[Problem to solve]
Select, from the data, each line where "President" occurs.

[Materials provided]

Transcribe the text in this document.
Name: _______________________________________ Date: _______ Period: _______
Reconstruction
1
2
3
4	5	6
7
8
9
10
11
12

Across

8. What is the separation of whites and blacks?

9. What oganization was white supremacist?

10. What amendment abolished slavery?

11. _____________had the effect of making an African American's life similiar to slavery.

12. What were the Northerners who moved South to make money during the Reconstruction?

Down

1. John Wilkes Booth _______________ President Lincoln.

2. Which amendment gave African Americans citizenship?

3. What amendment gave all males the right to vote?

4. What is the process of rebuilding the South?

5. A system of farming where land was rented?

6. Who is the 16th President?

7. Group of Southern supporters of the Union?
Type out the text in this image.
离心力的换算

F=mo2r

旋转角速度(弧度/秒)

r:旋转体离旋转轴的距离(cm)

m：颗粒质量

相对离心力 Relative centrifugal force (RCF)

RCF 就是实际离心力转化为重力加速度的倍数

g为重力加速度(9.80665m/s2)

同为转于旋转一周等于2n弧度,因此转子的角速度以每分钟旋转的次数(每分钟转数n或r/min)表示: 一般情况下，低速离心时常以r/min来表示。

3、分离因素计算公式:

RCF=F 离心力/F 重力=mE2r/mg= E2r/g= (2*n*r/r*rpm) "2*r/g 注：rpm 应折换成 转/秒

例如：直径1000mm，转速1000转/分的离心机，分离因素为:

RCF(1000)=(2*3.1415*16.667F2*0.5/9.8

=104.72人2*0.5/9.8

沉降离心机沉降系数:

[Task solution]
1. John Wilkes Booth _______________ President Lincoln.
6. Who is the 16th President?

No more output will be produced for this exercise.